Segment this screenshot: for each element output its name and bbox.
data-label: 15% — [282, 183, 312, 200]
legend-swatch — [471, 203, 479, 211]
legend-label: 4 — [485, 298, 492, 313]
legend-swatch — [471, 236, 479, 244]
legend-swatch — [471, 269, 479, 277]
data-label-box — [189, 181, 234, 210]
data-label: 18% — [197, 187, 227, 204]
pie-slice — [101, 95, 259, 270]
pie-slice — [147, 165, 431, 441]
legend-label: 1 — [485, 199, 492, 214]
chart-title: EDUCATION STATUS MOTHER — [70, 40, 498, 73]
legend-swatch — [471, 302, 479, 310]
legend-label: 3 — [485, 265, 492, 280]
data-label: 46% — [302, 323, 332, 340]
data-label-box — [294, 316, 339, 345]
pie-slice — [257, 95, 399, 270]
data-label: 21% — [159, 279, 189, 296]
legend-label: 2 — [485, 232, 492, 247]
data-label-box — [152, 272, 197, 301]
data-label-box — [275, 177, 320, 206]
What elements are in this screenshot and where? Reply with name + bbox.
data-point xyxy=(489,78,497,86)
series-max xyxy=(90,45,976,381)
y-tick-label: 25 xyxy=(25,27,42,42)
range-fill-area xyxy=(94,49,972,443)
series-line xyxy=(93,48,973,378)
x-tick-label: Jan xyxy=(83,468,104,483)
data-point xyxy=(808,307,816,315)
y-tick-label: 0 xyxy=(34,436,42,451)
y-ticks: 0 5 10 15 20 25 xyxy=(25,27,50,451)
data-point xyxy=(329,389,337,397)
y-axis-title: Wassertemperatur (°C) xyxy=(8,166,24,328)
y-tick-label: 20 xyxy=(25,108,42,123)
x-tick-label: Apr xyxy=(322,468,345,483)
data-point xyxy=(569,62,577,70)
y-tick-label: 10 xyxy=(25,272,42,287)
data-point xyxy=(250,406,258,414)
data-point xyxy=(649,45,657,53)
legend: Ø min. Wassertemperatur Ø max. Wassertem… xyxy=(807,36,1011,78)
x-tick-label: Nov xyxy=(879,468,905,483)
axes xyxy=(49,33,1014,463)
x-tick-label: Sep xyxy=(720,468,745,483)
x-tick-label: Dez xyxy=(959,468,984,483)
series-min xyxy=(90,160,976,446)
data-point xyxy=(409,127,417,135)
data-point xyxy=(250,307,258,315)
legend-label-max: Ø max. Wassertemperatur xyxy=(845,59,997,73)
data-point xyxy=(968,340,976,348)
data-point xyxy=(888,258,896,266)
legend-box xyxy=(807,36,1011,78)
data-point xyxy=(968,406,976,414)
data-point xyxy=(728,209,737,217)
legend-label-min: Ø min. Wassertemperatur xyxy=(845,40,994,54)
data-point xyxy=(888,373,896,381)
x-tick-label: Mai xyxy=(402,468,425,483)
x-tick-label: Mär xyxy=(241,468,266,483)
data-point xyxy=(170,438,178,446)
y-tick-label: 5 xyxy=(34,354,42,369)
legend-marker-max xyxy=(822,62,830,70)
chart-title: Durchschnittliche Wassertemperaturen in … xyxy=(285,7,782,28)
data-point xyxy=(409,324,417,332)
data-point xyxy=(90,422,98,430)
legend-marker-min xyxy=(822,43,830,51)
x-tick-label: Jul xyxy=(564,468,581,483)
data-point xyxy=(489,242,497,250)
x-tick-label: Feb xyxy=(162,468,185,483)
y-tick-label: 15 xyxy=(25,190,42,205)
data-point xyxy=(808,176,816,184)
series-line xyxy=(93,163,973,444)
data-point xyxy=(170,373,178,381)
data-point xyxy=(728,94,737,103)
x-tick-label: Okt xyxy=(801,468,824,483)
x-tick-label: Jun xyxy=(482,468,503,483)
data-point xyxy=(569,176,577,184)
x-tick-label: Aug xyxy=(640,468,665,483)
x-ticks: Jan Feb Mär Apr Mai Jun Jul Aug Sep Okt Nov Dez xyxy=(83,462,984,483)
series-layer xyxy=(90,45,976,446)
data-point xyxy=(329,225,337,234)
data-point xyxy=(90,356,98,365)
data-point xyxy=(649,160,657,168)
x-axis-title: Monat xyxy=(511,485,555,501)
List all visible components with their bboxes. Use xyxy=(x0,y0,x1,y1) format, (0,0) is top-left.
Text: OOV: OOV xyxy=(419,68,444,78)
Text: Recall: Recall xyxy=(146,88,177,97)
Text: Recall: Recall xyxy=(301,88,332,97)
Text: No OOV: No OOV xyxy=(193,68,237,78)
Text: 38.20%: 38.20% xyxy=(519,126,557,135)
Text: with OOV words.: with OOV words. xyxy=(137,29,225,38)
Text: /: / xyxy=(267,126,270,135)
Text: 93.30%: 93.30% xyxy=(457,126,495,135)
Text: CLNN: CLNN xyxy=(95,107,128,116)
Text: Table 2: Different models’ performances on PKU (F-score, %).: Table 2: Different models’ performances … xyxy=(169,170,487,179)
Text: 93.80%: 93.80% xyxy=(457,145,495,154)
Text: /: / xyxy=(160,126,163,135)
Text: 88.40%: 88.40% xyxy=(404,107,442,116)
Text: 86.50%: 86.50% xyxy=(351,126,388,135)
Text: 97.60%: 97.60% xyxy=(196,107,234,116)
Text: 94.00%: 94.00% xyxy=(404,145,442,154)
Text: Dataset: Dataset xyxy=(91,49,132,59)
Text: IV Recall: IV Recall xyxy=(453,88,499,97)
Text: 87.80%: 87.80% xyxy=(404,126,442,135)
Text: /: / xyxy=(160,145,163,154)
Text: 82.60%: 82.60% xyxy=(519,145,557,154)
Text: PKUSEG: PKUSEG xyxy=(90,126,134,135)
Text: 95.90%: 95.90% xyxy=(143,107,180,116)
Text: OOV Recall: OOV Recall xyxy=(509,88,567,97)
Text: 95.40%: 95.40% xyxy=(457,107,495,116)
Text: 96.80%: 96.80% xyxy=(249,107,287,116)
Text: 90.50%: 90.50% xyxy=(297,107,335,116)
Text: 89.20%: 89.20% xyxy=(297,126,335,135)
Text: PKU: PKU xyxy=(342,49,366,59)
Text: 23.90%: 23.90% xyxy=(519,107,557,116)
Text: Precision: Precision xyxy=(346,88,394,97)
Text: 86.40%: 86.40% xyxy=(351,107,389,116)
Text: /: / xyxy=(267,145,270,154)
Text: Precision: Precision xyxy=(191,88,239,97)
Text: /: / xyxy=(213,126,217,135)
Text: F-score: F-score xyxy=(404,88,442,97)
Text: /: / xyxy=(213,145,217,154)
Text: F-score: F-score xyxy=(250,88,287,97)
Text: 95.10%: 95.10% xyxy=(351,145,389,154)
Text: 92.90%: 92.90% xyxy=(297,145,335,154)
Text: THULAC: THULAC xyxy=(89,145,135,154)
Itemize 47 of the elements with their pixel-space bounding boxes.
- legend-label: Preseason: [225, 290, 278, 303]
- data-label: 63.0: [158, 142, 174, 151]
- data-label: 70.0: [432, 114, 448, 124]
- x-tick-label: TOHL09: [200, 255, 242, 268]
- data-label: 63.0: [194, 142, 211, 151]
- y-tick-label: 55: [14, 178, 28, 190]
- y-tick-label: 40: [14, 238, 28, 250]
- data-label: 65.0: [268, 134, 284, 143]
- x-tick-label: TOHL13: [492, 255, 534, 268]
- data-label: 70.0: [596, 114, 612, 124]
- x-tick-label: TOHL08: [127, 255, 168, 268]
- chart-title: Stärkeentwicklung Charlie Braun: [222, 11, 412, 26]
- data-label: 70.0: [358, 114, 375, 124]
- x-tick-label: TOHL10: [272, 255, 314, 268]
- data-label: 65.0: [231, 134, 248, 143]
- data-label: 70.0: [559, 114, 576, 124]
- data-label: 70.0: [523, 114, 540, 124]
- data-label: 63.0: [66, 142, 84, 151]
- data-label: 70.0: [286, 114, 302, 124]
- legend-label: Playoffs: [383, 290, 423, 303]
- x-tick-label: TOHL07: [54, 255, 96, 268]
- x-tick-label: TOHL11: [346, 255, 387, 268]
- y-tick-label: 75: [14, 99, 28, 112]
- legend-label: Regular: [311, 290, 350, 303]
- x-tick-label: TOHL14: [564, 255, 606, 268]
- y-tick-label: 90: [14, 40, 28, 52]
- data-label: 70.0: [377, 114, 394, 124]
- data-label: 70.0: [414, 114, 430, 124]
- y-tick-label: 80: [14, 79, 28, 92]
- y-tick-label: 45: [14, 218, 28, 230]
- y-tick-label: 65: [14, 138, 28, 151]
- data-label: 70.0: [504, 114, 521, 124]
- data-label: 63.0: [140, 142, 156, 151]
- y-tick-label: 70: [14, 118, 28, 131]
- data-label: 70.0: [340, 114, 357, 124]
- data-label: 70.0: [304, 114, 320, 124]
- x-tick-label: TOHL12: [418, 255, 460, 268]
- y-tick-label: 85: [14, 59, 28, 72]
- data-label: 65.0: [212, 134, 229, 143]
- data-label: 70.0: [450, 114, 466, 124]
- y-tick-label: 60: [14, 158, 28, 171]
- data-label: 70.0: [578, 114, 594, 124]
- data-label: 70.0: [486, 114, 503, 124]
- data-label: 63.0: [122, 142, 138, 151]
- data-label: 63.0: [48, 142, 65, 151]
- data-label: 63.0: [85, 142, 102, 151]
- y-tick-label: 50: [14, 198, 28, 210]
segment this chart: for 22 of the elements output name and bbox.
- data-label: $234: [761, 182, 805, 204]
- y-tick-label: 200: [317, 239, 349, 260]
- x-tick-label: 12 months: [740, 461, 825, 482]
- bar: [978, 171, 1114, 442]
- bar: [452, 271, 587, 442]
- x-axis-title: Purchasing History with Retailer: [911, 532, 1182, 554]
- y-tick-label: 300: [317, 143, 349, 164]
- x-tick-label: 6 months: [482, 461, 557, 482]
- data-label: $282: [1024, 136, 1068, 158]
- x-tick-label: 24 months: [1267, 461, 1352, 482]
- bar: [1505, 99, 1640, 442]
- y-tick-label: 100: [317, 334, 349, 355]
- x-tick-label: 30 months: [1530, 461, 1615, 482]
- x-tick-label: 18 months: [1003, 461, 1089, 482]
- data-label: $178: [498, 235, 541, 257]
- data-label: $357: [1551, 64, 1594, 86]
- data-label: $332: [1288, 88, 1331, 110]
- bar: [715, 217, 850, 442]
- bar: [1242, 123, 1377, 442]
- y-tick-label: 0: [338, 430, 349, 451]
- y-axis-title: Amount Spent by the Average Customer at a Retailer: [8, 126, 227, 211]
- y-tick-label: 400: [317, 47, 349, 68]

- **WHAT IS BEING ASKED**
Return every line of the records exactly as it stands, from the very start of the records down to the line containing "series-line xyxy=(93,48,973,378)", with both of those lines included.

- **EXERCISE RESPONSE**
Segment this screenshot: for each element output its name and bbox.
data-label: 15% — [282, 183, 312, 200]
legend-swatch — [471, 203, 479, 211]
legend-label: 4 — [485, 298, 492, 313]
legend-swatch — [471, 236, 479, 244]
legend-swatch — [471, 269, 479, 277]
data-label-box — [189, 181, 234, 210]
data-label: 18% — [197, 187, 227, 204]
pie-slice — [101, 95, 259, 270]
pie-slice — [147, 165, 431, 441]
legend-label: 1 — [485, 199, 492, 214]
chart-title: EDUCATION STATUS MOTHER — [70, 40, 498, 73]
legend-swatch — [471, 302, 479, 310]
legend-label: 3 — [485, 265, 492, 280]
data-label: 46% — [302, 323, 332, 340]
data-label-box — [294, 316, 339, 345]
pie-slice — [257, 95, 399, 270]
data-label: 21% — [159, 279, 189, 296]
legend-label: 2 — [485, 232, 492, 247]
data-label-box — [152, 272, 197, 301]
data-label-box — [275, 177, 320, 206]
What elements are in this screenshot and where? Reply with name + bbox.
data-point xyxy=(489,78,497,86)
series-max xyxy=(90,45,976,381)
y-tick-label: 25 xyxy=(25,27,42,42)
range-fill-area xyxy=(94,49,972,443)
series-line xyxy=(93,48,973,378)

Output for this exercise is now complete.